[Dataset listings of figures]
**********
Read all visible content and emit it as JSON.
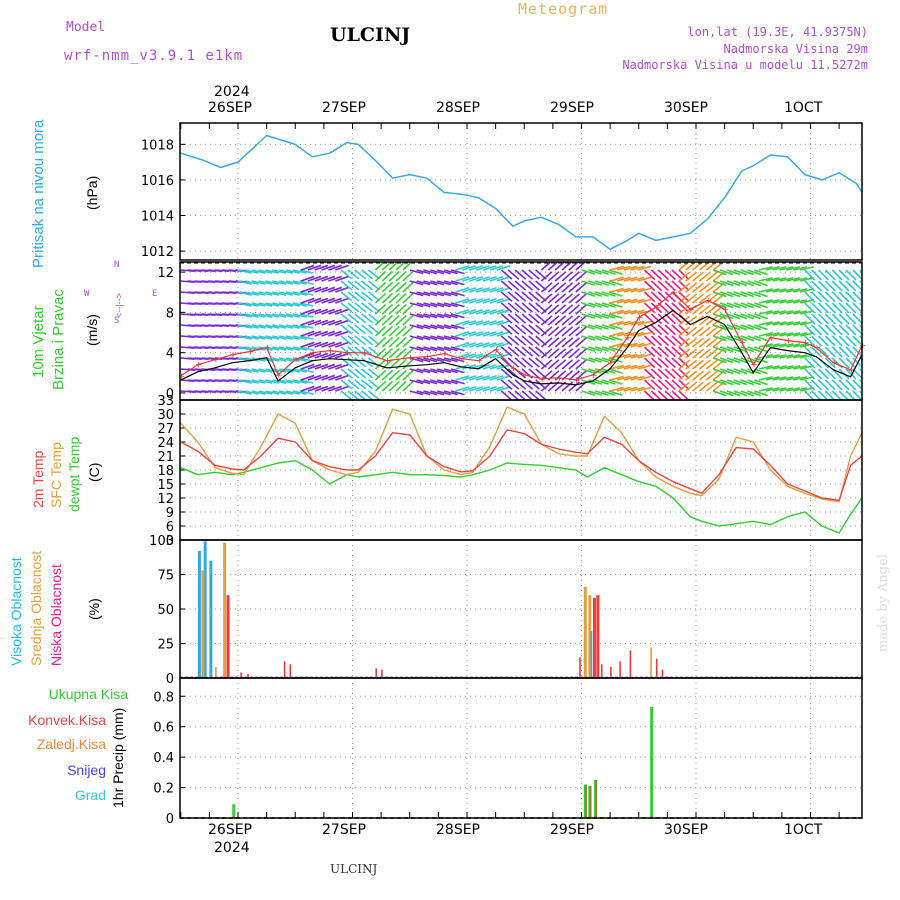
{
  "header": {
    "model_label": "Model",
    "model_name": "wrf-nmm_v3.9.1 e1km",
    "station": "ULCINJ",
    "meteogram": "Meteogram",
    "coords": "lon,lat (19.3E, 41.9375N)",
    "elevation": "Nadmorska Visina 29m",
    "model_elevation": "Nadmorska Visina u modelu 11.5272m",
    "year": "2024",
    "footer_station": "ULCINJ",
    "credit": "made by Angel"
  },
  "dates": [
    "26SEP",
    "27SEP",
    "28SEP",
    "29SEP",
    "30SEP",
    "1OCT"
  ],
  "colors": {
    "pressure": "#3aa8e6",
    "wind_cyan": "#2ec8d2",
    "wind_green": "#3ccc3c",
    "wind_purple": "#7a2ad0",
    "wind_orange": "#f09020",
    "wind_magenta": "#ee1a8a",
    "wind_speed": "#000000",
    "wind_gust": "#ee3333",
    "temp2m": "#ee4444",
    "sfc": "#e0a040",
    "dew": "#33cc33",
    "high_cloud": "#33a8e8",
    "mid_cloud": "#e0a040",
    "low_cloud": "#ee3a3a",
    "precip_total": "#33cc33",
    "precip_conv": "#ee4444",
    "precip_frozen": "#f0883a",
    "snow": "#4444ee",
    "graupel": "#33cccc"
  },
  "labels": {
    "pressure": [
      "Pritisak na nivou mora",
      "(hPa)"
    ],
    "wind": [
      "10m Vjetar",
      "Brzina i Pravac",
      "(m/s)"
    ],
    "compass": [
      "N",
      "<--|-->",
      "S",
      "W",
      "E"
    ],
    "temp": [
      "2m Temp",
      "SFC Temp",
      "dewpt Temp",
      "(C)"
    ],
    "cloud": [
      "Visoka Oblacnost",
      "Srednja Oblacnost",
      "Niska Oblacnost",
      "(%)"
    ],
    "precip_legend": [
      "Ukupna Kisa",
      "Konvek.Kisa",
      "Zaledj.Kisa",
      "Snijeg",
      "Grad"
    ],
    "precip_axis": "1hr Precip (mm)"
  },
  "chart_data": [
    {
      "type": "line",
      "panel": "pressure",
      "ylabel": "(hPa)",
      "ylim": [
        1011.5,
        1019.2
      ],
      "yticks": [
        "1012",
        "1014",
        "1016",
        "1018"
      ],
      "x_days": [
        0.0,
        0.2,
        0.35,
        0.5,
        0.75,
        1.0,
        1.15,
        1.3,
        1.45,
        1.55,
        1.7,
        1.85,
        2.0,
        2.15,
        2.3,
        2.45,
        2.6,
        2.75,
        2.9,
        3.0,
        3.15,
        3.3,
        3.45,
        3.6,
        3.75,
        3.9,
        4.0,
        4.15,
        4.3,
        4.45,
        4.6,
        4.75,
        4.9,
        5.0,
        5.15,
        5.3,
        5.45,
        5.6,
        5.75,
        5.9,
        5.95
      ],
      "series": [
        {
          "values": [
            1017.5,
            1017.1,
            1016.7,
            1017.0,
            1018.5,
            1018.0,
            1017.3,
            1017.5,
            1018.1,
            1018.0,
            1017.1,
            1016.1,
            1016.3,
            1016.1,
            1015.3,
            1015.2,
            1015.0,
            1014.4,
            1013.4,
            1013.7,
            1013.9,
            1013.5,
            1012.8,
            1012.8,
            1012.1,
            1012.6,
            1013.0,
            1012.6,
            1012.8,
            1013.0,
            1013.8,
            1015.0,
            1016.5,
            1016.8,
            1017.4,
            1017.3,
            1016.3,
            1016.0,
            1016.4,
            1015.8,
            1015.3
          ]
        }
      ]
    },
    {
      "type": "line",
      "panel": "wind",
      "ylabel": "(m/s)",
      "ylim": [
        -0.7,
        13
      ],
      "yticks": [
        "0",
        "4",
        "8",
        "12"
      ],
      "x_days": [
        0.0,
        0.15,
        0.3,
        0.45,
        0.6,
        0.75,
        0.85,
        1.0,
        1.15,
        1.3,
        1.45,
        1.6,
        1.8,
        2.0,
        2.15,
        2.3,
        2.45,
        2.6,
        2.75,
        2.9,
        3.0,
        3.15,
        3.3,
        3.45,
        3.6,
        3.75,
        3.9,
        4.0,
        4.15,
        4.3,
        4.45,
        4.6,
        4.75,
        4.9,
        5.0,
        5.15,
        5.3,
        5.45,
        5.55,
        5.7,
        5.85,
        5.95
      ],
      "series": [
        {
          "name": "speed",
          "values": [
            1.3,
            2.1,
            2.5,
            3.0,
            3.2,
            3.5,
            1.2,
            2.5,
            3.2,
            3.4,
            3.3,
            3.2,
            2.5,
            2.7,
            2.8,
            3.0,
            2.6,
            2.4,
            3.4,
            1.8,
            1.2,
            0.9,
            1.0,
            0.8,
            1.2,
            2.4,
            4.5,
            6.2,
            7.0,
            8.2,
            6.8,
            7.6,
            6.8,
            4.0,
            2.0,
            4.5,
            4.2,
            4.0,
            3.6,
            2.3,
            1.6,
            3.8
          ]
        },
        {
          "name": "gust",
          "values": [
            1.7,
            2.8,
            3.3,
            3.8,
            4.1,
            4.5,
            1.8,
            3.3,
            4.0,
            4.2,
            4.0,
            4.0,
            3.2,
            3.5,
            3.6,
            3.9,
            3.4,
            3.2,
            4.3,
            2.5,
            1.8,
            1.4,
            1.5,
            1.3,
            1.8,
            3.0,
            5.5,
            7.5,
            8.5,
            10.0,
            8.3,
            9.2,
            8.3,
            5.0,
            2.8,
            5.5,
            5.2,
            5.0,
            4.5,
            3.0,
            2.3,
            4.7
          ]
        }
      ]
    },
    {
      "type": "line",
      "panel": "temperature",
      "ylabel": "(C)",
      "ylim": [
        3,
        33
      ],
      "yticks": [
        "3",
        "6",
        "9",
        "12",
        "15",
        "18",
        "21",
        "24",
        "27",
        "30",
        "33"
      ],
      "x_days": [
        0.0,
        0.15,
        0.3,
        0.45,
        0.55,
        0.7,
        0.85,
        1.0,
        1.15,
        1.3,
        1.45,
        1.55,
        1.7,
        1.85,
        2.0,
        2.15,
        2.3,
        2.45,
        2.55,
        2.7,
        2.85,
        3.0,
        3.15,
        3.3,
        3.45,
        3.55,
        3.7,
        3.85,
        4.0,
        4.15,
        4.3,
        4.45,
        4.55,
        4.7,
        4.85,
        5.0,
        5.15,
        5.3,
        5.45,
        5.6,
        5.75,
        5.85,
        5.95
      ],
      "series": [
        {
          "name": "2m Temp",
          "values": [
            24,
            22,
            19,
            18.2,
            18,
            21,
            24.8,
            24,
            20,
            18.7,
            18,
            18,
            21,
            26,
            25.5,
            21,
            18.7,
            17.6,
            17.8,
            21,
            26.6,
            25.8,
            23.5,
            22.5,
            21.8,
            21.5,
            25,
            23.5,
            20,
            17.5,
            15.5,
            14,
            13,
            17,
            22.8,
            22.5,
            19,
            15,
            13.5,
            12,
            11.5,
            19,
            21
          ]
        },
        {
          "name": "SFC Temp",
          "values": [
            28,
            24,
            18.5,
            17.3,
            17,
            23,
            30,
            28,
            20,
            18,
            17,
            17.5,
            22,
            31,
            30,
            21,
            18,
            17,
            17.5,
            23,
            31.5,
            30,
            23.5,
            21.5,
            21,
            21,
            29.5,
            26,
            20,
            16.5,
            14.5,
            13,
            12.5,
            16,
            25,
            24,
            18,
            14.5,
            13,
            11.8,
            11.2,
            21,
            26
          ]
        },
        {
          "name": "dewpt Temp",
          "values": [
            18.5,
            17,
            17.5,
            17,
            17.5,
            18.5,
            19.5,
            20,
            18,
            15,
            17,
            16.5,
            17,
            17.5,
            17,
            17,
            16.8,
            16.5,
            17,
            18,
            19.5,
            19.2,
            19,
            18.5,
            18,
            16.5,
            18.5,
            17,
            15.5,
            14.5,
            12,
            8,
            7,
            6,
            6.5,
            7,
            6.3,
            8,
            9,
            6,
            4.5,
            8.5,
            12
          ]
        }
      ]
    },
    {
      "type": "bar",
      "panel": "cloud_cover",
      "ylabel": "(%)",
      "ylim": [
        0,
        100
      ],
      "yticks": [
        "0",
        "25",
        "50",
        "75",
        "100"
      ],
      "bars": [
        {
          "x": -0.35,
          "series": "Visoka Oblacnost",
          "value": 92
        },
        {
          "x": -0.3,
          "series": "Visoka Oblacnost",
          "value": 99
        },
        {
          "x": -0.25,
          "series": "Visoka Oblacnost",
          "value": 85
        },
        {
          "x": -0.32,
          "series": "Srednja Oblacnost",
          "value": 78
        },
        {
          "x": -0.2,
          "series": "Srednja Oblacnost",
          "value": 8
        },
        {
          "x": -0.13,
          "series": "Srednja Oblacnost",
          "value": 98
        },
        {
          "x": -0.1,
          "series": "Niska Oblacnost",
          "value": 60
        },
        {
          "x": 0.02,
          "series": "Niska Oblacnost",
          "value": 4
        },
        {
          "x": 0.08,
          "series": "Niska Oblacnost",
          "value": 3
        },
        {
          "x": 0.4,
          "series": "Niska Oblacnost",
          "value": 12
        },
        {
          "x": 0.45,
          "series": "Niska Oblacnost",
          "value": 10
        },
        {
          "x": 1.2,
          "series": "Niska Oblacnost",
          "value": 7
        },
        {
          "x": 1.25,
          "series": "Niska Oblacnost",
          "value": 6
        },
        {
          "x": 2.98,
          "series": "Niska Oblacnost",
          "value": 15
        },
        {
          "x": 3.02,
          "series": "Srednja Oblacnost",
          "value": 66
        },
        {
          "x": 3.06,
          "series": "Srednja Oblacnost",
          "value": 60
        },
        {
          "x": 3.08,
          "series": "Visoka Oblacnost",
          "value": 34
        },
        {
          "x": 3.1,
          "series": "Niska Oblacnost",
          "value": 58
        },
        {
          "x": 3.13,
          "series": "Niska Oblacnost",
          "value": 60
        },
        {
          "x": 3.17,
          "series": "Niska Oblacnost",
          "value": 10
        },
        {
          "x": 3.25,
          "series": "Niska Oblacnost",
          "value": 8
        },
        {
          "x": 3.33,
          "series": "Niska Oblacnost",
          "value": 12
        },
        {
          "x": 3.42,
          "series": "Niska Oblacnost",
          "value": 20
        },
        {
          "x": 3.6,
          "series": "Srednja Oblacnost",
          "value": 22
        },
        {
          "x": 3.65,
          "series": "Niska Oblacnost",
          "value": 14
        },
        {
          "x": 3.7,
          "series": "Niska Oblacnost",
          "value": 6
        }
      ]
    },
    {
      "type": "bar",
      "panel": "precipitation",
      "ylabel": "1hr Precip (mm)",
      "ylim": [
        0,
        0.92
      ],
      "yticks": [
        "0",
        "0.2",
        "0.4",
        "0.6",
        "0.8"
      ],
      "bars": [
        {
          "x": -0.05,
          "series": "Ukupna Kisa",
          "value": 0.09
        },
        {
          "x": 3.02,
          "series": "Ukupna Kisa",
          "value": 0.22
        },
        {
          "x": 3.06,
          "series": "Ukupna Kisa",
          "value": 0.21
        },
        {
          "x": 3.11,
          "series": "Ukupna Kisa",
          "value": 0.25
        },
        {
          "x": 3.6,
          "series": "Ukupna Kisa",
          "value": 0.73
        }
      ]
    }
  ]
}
**********
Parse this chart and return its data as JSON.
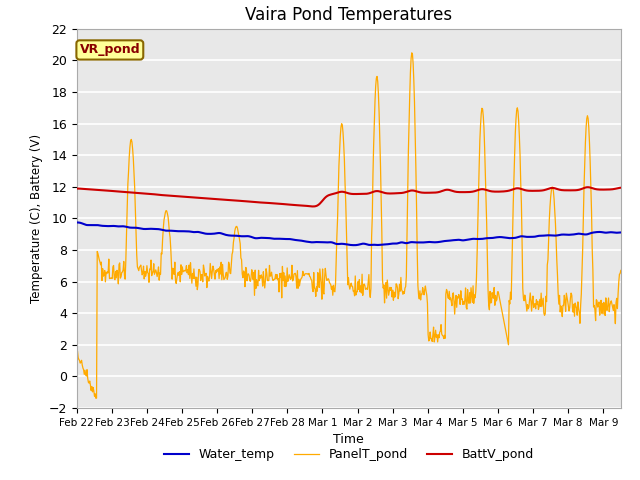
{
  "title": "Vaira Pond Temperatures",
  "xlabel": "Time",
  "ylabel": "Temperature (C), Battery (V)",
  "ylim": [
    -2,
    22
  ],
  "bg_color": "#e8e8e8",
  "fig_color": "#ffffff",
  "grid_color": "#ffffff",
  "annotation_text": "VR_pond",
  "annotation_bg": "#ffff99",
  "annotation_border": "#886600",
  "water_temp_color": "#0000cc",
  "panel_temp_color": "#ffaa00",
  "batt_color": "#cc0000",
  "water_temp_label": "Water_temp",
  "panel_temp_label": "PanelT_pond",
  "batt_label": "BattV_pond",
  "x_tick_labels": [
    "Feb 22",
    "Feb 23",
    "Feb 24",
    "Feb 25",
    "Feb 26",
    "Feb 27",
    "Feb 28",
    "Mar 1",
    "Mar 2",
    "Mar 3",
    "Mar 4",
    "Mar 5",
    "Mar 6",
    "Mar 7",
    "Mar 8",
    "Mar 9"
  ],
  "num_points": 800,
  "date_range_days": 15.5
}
**********
→ **WORK REQUIRED**
Give nothing but the count of lines in the listing above that hold the string "JSON".

→ **CORRECT RESULT**
2